• Exercise task 1: Convert the rows starting at the one that contains "sample-size-annotation: Sample Size" and ending at the one that contains "y-tick-label: 900 [20, 753, 142, 779]", both included, into a JSON list of strings with one string per row.

━━━ Source text ━━━

Abstract

An automatic intelligent coloring model of animation sketch based on enhanced deep learning is proposed. In the proposed model, generative adversarial networks (GANS) are adopted. The U-net network based on the Swish function residual enhancement is used in the generative model, and the ResNet network is used in the discriminant model. The U-net embedded with the Swish Gate module is adopted to transmit feature map information. The perceptual network on the discriminator is used to perceive the perceptual features of the generated image and the actual image and calculate the perceptual loss. Experiment results show that perceptual loss can better capture the difference between black-and-white images and color images, so as to better train the network end-to-end. After comparative analysis, it can be concluded that compared with the existing methods, the proposed model has greater advantages in processing animation sketches. The color images it generates have higher visual quality and richer color diversity and matching.

1. Introduction

At present, the coloring of animation sketches mostly depends on the hand-painted coloring of professional animation painters, which will spend a lot of time and energy. At the same time, the coloring effect is also affected by individuals [1, 2]. The emergence of convolutional neural networks [3] provides a new perspective for the coloring of gray images. Its emergence makes it possible to complete many tasks in computer vision at the same time. It is necessary for the computer to automatically color the animation sketch. At the same time, for some ordinary people, they can use this method to color the line sketch and create their favorite color pictures. These methods can automatically colorize animation line art to generate rich color pictures; in addition to manual selection of specific colors color to color, the coloring time is much faster than hand-painted coloring. However, generative adversarial networks (GANS) have always had a long training time, unstable generation effect, and non-convergence of the network [4, 5]. These problems can lead to poor quality of color pictures generated by the GANS-based animation line art coloring model. For example, the color filling is unreasonable, the filling color exceeds the filling area, and the color brightness is inconsistent.

━━━ Dataset rows ━━━

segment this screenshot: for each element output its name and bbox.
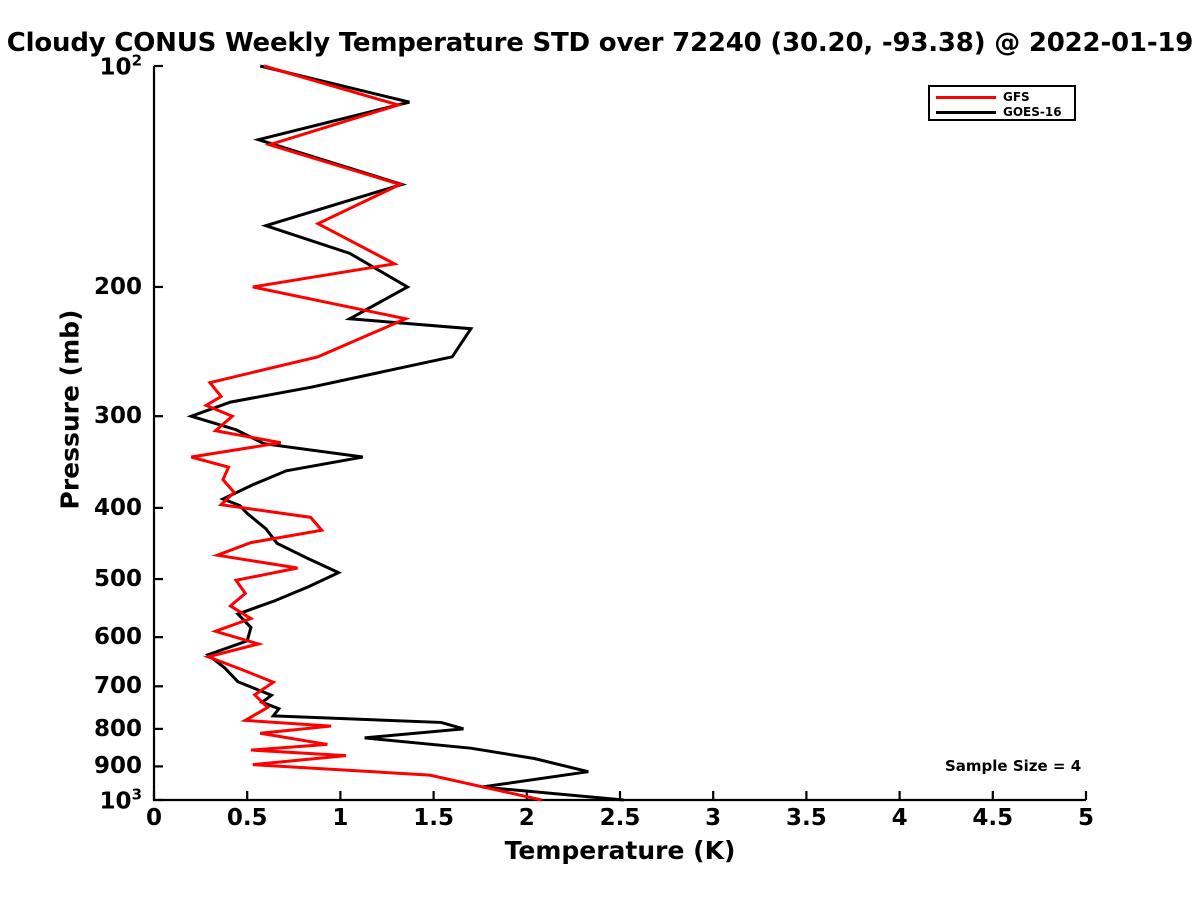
sample-size-annotation: Sample Size = 4 [945, 757, 1081, 775]
legend-label-goes16: GOES-16 [1003, 106, 1062, 118]
legend-swatch-gfs [936, 96, 996, 99]
x-tick-label: 0.5 [227, 805, 268, 831]
legend-item-goes16: GOES-16 [936, 105, 1062, 119]
x-tick-label: 4.5 [972, 805, 1013, 831]
y-tick-label: 300 [20, 403, 142, 429]
figure-canvas: Cloudy CONUS Weekly Temperature STD over… [0, 0, 1200, 900]
y-tick-label: 400 [20, 495, 142, 521]
legend-swatch-goes16 [936, 111, 996, 114]
x-tick-label: 4 [892, 805, 908, 831]
legend: GFS GOES-16 [928, 85, 1076, 121]
axis-spines [154, 66, 1086, 800]
x-tick-label: 2 [519, 805, 535, 831]
y-tick-label: 102 [20, 52, 142, 81]
y-tick-label: 900 [20, 753, 142, 779]
legend-item-gfs: GFS [936, 90, 1030, 104]
x-tick-label: 5 [1078, 805, 1094, 831]
x-tick-label: 2.5 [600, 805, 641, 831]
x-tick-label: 1.5 [413, 805, 454, 831]
y-tick-label: 700 [20, 673, 142, 699]
y-tick-label: 800 [20, 716, 142, 742]
series-line-goes-16 [191, 66, 623, 800]
y-tick-label: 600 [20, 624, 142, 650]
x-tick-label: 3 [705, 805, 721, 831]
x-tick-label: 0 [146, 805, 162, 831]
y-tick-label: 200 [20, 274, 142, 300]
x-axis-label: Temperature (K) [154, 836, 1086, 865]
y-tick-label: 103 [20, 786, 142, 815]
legend-label-gfs: GFS [1003, 91, 1030, 103]
y-tick-label: 500 [20, 566, 142, 592]
x-tick-label: 3.5 [786, 805, 827, 831]
x-tick-label: 1 [332, 805, 348, 831]
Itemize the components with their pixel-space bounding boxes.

━━━

• Exercise task 2: Copy the full text on automatic coloring of animation sketches word for word.

• Exercise response 1:
[
  "sample-size-annotation: Sample Size = 4 [945, 757, 1081, 775]",
  "legend-label-goes16: GOES-16 [1003, 106, 1062, 118]",
  "legend-swatch-gfs [936, 96, 996, 99]",
  "x-tick-label: 0.5 [227, 805, 268, 831]",
  "legend-item-goes16: GOES-16 [936, 105, 1062, 119]",
  "x-tick-label: 4.5 [972, 805, 1013, 831]",
  "y-tick-label: 300 [20, 403, 142, 429]",
  "figure-canvas: Cloudy CONUS Weekly Temperature STD over… [0, 0, 1200, 900]",
  "y-tick-label: 400 [20, 495, 142, 521]",
  "legend-swatch-goes16 [936, 111, 996, 114]",
  "x-tick-label: 4 [892, 805, 908, 831]",
  "legend: GFS GOES-16 [928, 85, 1076, 121]",
  "axis-spines [154, 66, 1086, 800]",
  "x-tick-label: 2 [519, 805, 535, 831]",
  "y-tick-label: 102 [20, 52, 142, 81]",
  "y-tick-label: 900 [20, 753, 142, 779]"
]

• Exercise response 2:
Abstract

An automatic intelligent coloring model of animation sketch based on enhanced deep learning is proposed. In the proposed model, generative adversarial networks (GANS) are adopted. The U-net network based on the Swish function residual enhancement is used in the generative model, and the ResNet network is used in the discriminant model. The U-net embedded with the Swish Gate module is adopted to transmit feature map information. The perceptual network on the discriminator is used to perceive the perceptual features of the generated image and the actual image and calculate the perceptual loss. Experiment results show that perceptual loss can better capture the difference between black-and-white images and color images, so as to better train the network end-to-end. After comparative analysis, it can be concluded that compared with the existing methods, the proposed model has greater advantages in processing animation sketches. The color images it generates have higher visual quality and richer color diversity and matching.

1. Introduction

At present, the coloring of animation sketches mostly depends on the hand-painted coloring of professional animation painters, which will spend a lot of time and energy. At the same time, the coloring effect is also affected by individuals [1, 2]. The emergence of convolutional neural networks [3] provides a new perspective for the coloring of gray images. Its emergence makes it possible to complete many tasks in computer vision at the same time. It is necessary for the computer to automatically color the animation sketch. At the same time, for some ordinary people, they can use this method to color the line sketch and create their favorite color pictures. These methods can automatically colorize animation line art to generate rich color pictures; in addition to manual selection of specific colors color to color, the coloring time is much faster than hand-painted coloring. However, generative adversarial networks (GANS) have always had a long training time, unstable generation effect, and non-convergence of the network [4, 5]. These problems can lead to poor quality of color pictures generated by the GANS-based animation line art coloring model. For example, the color filling is unreasonable, the filling color exceeds the filling area, and the color brightness is inconsistent.